Task goal
Extract all lines that hold "grid" from the records below.

╭─ Supplied records

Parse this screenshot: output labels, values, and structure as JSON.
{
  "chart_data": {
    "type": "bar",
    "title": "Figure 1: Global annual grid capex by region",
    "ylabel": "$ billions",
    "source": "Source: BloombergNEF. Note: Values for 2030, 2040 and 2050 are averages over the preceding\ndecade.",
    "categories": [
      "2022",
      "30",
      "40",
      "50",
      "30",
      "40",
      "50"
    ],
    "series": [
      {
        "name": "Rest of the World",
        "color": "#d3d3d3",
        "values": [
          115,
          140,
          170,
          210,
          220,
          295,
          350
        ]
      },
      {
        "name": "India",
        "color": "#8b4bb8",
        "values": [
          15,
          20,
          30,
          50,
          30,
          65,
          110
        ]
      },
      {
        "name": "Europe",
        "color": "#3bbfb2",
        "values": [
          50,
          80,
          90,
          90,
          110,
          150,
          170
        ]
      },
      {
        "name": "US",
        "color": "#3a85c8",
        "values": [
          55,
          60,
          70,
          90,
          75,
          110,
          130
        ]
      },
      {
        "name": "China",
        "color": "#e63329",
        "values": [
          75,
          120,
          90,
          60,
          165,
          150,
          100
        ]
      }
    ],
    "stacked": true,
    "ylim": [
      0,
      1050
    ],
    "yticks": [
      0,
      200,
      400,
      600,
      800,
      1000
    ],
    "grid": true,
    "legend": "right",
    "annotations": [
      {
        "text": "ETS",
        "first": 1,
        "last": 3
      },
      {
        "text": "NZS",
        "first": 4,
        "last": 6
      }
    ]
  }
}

╰─

Complete answer
    "title": "Figure 1: Global annual grid capex by region",
    "grid": true,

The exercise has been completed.